(begin)

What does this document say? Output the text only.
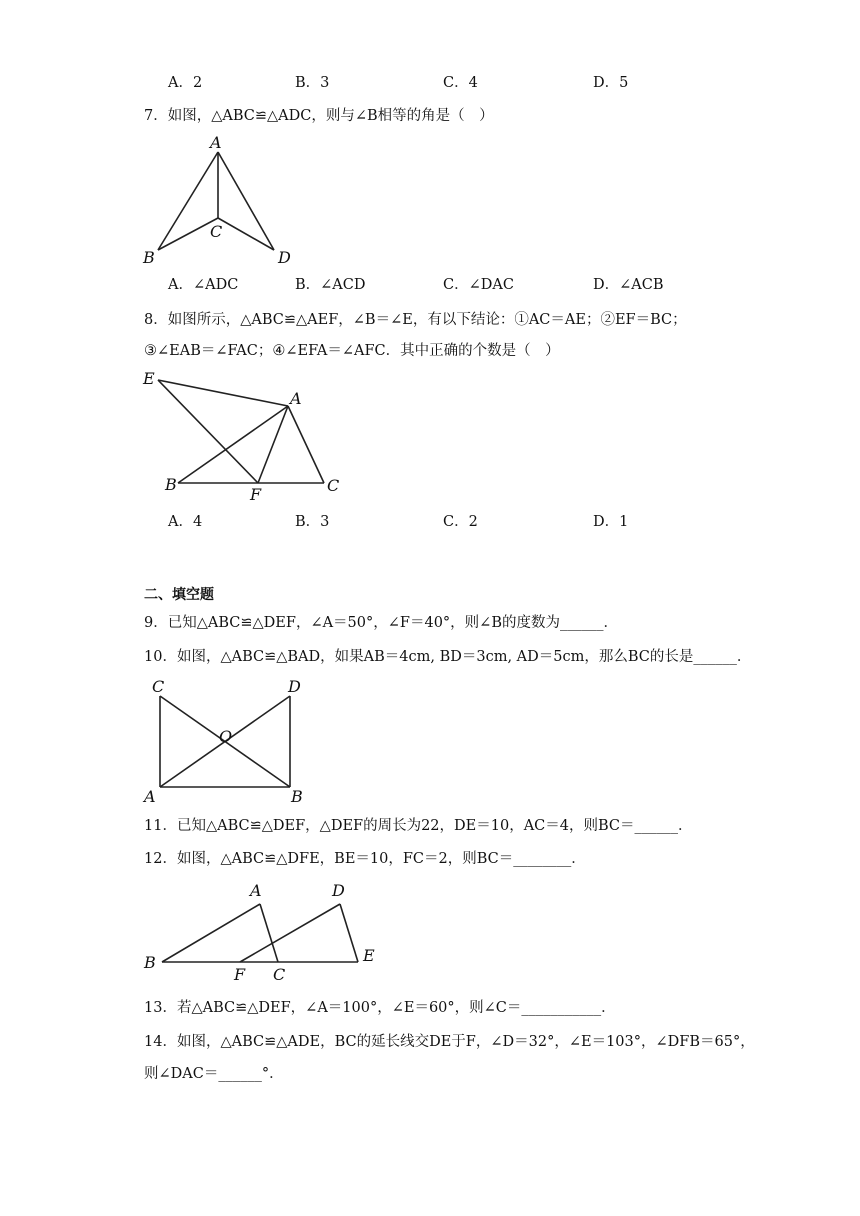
A．2	B．3	C．4	D．5
7．如图，△ABC≌△ADC，则与∠B相等的角是（　）
A
B
C
D
A．∠ADC	B．∠ACD	C．∠DAC	D．∠ACB
8．如图所示，△ABC≌△AEF，∠B＝∠E，有以下结论：①AC＝AE；②EF＝BC；
③∠EAB＝∠FAC；④∠EFA＝∠AFC．其中正确的个数是（　）
E
A
B
F	C
A．4	B．3	C．2	D．1
二、填空题
9．已知△ABC≌△DEF，∠A＝50°，∠F＝40°，则∠B的度数为______．
10．如图，△ABC≌△BAD，如果AB＝4cm, BD＝3cm, AD＝5cm，那么BC的长是______．
C	D
O
A	B
11．已知△ABC≌△DEF，△DEF的周长为22，DE＝10，AC＝4，则BC＝______．
12．如图，△ABC≌△DFE，BE＝10，FC＝2，则BC＝________．
A	D
B
F C
E
13．若△ABC≌△DEF，∠A＝100°，∠E＝60°，则∠C＝___________．
14．如图，△ABC≌△ADE，BC的延长线交DE于F，∠D＝32°，∠E＝103°，∠DFB＝65°，
则∠DAC＝______°．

(end)

▶ STATED PROBLEM: The records above must be transcribed exactly. Pictures are left out of the copy.

▶ THE RESPONSE:
What does this document say? Output the text only.
A．2	B．3	C．4	D．5
7．如图，△ABC≌△ADC，则与∠B相等的角是（　）
A
B
C
D
A．∠ADC	B．∠ACD	C．∠DAC	D．∠ACB
8．如图所示，△ABC≌△AEF，∠B＝∠E，有以下结论：①AC＝AE；②EF＝BC；
③∠EAB＝∠FAC；④∠EFA＝∠AFC．其中正确的个数是（　）
E
A
B
F	C
A．4	B．3	C．2	D．1
二、填空题
9．已知△ABC≌△DEF，∠A＝50°，∠F＝40°，则∠B的度数为______．
10．如图，△ABC≌△BAD，如果AB＝4cm, BD＝3cm, AD＝5cm，那么BC的长是______．
C	D
O
A	B
11．已知△ABC≌△DEF，△DEF的周长为22，DE＝10，AC＝4，则BC＝______．
12．如图，△ABC≌△DFE，BE＝10，FC＝2，则BC＝________．
A	D
B
F C
E
13．若△ABC≌△DEF，∠A＝100°，∠E＝60°，则∠C＝___________．
14．如图，△ABC≌△ADE，BC的延长线交DE于F，∠D＝32°，∠E＝103°，∠DFB＝65°，
则∠DAC＝______°．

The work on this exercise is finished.